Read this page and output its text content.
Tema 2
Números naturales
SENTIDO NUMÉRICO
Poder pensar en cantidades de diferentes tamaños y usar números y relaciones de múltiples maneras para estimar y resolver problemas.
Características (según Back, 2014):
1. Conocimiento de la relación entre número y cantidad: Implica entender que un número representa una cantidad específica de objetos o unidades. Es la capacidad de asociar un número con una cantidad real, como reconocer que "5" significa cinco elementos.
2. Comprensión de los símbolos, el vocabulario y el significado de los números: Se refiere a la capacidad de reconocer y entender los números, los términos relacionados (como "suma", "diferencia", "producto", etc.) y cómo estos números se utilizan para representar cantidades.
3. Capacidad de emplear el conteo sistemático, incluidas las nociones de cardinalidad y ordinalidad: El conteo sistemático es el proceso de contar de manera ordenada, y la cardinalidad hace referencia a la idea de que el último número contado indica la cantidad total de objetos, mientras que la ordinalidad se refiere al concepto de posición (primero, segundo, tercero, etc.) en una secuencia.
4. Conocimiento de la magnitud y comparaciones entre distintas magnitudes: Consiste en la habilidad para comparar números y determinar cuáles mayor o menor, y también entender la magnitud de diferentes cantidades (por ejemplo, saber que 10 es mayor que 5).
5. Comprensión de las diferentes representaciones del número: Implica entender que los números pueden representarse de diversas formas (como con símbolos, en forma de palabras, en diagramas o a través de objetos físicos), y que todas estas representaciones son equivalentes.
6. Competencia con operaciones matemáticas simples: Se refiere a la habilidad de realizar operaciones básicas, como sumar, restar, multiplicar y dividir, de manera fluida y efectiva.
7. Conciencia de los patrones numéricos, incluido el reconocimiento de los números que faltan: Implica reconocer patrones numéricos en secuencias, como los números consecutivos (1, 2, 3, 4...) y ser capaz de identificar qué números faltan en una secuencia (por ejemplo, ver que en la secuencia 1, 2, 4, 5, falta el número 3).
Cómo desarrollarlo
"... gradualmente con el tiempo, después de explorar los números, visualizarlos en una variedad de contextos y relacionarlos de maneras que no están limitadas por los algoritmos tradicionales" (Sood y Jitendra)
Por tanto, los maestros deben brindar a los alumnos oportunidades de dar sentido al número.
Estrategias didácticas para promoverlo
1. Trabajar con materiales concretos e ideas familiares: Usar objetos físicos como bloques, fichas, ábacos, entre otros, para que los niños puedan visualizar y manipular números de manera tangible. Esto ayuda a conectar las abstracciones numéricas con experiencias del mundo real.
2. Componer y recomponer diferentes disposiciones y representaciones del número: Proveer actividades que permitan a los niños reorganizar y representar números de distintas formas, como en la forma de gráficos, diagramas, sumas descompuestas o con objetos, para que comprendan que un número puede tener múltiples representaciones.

TASK TO COMPLETE - Reproduce the material in full, with no word added or dropped.

WORKED ANSWER -
Read this page and output its text content.
Tema 2
Números naturales
SENTIDO NUMÉRICO
Poder pensar en cantidades de diferentes tamaños y usar números y relaciones de múltiples maneras para estimar y resolver problemas.
Características (según Back, 2014):
1. Conocimiento de la relación entre número y cantidad: Implica entender que un número representa una cantidad específica de objetos o unidades. Es la capacidad de asociar un número con una cantidad real, como reconocer que "5" significa cinco elementos.
2. Comprensión de los símbolos, el vocabulario y el significado de los números: Se refiere a la capacidad de reconocer y entender los números, los términos relacionados (como "suma", "diferencia", "producto", etc.) y cómo estos números se utilizan para representar cantidades.
3. Capacidad de emplear el conteo sistemático, incluidas las nociones de cardinalidad y ordinalidad: El conteo sistemático es el proceso de contar de manera ordenada, y la cardinalidad hace referencia a la idea de que el último número contado indica la cantidad total de objetos, mientras que la ordinalidad se refiere al concepto de posición (primero, segundo, tercero, etc.) en una secuencia.
4. Conocimiento de la magnitud y comparaciones entre distintas magnitudes: Consiste en la habilidad para comparar números y determinar cuáles mayor o menor, y también entender la magnitud de diferentes cantidades (por ejemplo, saber que 10 es mayor que 5).
5. Comprensión de las diferentes representaciones del número: Implica entender que los números pueden representarse de diversas formas (como con símbolos, en forma de palabras, en diagramas o a través de objetos físicos), y que todas estas representaciones son equivalentes.
6. Competencia con operaciones matemáticas simples: Se refiere a la habilidad de realizar operaciones básicas, como sumar, restar, multiplicar y dividir, de manera fluida y efectiva.
7. Conciencia de los patrones numéricos, incluido el reconocimiento de los números que faltan: Implica reconocer patrones numéricos en secuencias, como los números consecutivos (1, 2, 3, 4...) y ser capaz de identificar qué números faltan en una secuencia (por ejemplo, ver que en la secuencia 1, 2, 4, 5, falta el número 3).
Cómo desarrollarlo
"... gradualmente con el tiempo, después de explorar los números, visualizarlos en una variedad de contextos y relacionarlos de maneras que no están limitadas por los algoritmos tradicionales" (Sood y Jitendra)
Por tanto, los maestros deben brindar a los alumnos oportunidades de dar sentido al número.
Estrategias didácticas para promoverlo
1. Trabajar con materiales concretos e ideas familiares: Usar objetos físicos como bloques, fichas, ábacos, entre otros, para que los niños puedan visualizar y manipular números de manera tangible. Esto ayuda a conectar las abstracciones numéricas con experiencias del mundo real.
2. Componer y recomponer diferentes disposiciones y representaciones del número: Proveer actividades que permitan a los niños reorganizar y representar números de distintas formas, como en la forma de gráficos, diagramas, sumas descompuestas o con objetos, para que comprendan que un número puede tener múltiples representaciones.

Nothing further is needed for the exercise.